- Job
Among the lines of the listing below, retype exactly those from the one containing "Serialize everything readable" through the one containing "Decode this image", both included. Do not include pictures.

Records from a dataset

** Start **

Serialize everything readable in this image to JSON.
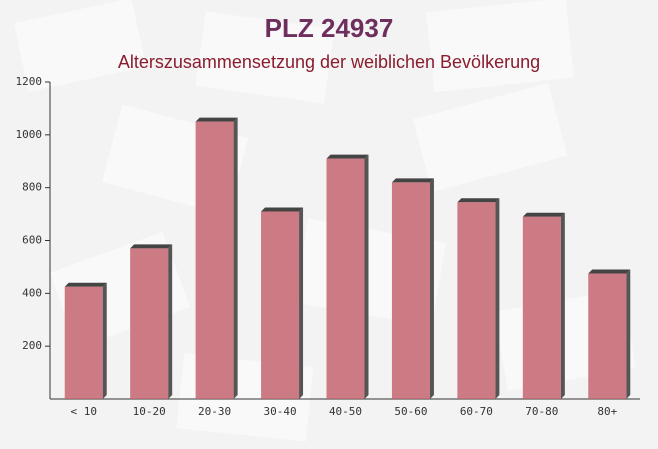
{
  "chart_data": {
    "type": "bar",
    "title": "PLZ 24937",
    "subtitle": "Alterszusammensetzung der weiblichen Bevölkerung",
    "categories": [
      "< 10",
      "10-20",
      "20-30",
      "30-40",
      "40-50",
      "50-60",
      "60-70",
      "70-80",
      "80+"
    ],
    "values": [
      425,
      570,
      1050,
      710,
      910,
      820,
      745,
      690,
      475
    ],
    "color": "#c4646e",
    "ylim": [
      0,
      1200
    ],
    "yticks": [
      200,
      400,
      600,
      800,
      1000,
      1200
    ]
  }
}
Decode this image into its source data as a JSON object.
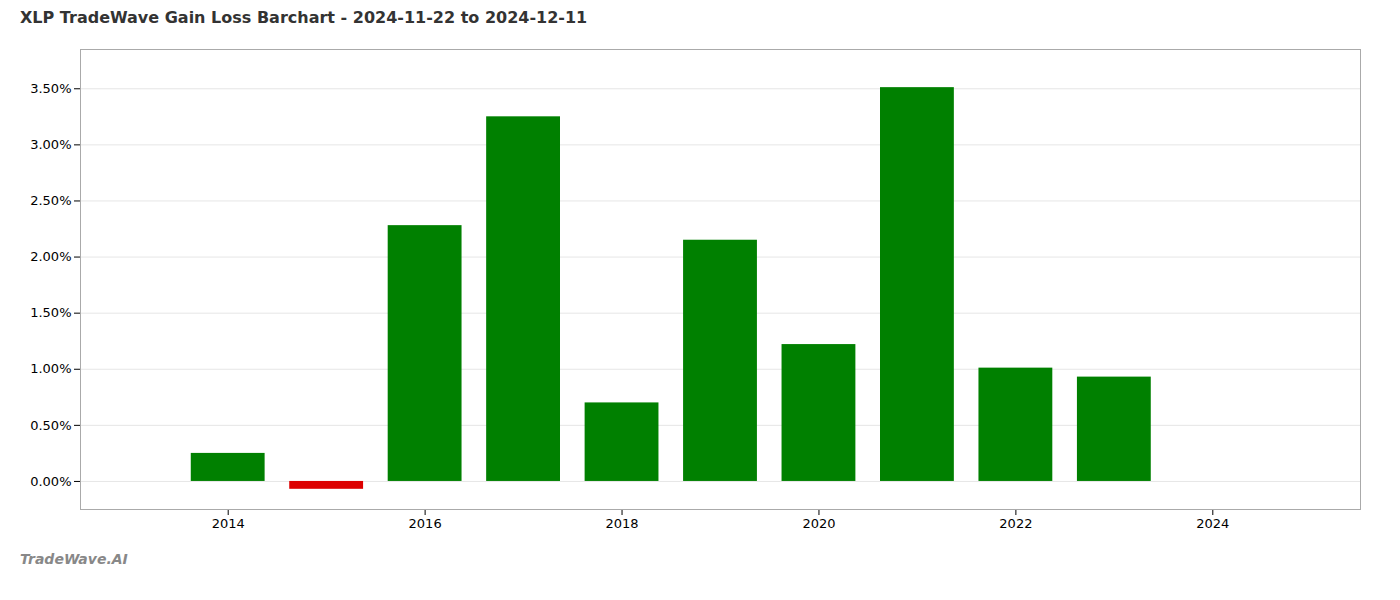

** End **
** Start **

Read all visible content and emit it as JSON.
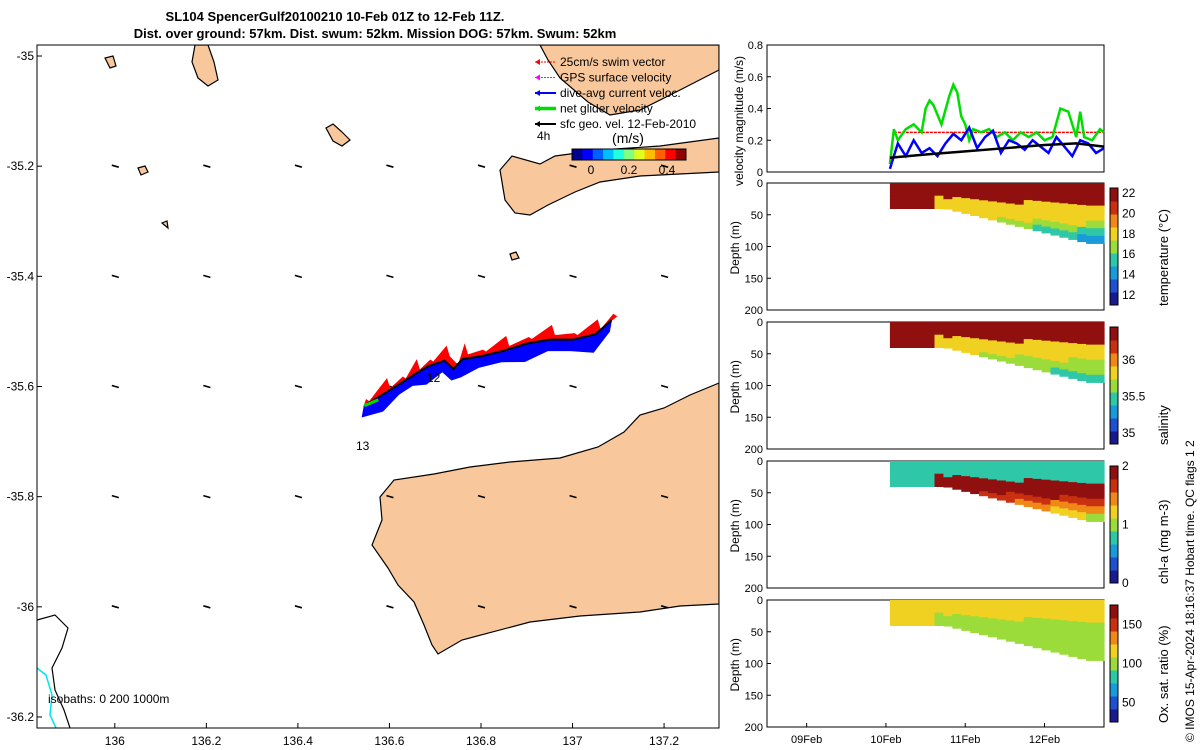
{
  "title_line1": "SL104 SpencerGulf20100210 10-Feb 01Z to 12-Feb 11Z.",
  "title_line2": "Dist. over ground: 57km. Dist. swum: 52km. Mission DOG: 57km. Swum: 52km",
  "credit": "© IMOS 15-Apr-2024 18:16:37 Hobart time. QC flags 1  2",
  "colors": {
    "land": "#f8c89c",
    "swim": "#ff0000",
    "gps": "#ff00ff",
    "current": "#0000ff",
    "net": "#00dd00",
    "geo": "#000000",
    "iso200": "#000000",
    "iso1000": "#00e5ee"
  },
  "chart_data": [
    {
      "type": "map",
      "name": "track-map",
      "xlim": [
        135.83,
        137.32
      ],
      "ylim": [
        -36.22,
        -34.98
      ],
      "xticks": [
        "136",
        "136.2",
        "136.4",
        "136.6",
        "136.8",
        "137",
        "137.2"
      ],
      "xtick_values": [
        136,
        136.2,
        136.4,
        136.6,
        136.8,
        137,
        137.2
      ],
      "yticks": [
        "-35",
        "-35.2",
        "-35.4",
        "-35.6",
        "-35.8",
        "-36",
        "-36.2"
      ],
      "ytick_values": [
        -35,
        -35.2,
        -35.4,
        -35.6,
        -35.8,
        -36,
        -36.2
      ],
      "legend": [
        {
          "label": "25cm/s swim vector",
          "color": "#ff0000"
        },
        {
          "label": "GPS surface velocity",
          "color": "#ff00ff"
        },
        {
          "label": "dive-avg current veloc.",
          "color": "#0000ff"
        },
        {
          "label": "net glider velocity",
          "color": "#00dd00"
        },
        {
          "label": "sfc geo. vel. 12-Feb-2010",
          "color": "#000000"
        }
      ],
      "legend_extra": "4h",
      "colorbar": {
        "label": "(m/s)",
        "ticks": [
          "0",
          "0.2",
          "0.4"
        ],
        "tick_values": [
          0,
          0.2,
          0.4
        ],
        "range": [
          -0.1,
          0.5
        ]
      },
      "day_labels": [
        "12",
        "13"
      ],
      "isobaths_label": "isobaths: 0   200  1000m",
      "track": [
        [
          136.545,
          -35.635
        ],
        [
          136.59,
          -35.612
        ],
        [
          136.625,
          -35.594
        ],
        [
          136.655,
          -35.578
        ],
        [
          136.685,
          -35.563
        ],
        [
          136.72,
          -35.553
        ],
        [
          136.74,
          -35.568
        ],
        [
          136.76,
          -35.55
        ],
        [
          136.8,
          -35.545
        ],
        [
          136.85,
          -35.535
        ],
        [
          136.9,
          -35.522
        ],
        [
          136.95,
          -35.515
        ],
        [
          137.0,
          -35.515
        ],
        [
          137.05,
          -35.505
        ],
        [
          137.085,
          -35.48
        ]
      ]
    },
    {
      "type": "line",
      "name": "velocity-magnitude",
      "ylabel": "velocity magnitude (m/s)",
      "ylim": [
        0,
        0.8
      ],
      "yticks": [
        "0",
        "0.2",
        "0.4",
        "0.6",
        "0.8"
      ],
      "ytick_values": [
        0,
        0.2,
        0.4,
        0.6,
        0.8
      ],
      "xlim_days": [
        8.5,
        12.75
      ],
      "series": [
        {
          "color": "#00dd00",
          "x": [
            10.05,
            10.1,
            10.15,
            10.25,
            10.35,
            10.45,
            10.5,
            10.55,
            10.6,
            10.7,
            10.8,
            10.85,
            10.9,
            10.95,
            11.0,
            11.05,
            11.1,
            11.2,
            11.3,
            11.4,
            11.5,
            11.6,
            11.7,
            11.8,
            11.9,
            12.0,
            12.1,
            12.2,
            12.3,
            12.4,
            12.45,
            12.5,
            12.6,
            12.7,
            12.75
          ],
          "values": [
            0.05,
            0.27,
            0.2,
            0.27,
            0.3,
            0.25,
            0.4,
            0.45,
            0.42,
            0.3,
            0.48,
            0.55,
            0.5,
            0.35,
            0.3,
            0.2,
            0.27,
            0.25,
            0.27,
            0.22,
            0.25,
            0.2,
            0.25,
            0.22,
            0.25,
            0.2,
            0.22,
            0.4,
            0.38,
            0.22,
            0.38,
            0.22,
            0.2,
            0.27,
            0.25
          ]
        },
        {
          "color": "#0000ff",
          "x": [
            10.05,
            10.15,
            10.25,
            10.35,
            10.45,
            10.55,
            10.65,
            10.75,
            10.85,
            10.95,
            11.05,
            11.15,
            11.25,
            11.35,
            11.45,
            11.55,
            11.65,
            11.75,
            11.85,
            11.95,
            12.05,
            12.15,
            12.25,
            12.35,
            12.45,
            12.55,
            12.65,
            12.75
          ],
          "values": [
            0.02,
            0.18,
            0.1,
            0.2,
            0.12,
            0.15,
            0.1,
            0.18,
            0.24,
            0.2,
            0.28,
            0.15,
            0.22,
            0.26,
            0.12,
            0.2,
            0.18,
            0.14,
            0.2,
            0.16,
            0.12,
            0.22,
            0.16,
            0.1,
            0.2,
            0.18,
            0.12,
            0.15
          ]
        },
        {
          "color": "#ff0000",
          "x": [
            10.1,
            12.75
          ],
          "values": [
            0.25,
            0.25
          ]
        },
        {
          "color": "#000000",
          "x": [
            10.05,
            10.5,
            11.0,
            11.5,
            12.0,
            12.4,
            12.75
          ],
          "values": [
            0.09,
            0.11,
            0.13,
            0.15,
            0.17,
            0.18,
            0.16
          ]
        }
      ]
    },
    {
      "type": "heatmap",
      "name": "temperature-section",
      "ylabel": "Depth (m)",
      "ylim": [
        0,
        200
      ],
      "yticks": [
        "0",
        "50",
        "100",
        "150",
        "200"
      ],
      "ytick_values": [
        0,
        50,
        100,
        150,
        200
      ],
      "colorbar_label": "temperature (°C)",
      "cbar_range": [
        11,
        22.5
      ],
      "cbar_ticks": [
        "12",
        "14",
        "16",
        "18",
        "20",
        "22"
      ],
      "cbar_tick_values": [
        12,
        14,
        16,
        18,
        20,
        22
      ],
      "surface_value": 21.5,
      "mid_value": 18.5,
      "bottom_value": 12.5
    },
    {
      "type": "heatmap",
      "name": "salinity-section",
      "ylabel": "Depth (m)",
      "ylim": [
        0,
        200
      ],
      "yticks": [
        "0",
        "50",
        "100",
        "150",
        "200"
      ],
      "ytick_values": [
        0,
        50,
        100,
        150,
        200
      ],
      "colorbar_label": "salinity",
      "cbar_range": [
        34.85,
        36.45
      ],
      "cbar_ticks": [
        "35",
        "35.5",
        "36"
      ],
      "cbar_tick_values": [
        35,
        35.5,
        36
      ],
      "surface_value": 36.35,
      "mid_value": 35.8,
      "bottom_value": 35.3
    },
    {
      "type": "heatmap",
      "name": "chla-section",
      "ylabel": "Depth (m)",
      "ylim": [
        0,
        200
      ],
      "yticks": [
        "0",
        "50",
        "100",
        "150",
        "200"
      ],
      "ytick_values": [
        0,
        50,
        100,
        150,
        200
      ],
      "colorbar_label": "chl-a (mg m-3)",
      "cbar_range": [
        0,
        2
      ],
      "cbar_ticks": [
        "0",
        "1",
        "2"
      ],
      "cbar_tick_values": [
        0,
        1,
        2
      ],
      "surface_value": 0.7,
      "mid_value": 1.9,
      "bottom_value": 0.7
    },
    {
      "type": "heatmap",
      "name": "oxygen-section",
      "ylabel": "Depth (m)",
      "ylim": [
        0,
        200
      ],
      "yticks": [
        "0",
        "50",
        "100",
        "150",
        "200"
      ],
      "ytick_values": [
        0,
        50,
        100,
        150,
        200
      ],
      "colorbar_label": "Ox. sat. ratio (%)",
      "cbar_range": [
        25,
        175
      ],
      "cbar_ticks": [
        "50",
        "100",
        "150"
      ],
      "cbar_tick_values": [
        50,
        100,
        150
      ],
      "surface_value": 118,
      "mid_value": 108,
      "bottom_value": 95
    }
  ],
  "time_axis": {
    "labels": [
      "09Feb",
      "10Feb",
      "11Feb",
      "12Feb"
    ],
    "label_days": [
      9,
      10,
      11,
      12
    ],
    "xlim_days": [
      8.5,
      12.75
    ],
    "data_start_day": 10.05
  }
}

** End **

- Expected answer
Serialize everything readable in this image to JSON.
{
  "chart_data": {
    "type": "bar",
    "title": "PLZ 24937",
    "subtitle": "Alterszusammensetzung der weiblichen Bevölkerung",
    "categories": [
      "< 10",
      "10-20",
      "20-30",
      "30-40",
      "40-50",
      "50-60",
      "60-70",
      "70-80",
      "80+"
    ],
    "values": [
      425,
      570,
      1050,
      710,
      910,
      820,
      745,
      690,
      475
    ],
    "color": "#c4646e",
    "ylim": [
      0,
      1200
    ],
    "yticks": [
      200,
      400,
      600,
      800,
      1000,
      1200
    ]
  }
}
Decode this image into its source data as a JSON object.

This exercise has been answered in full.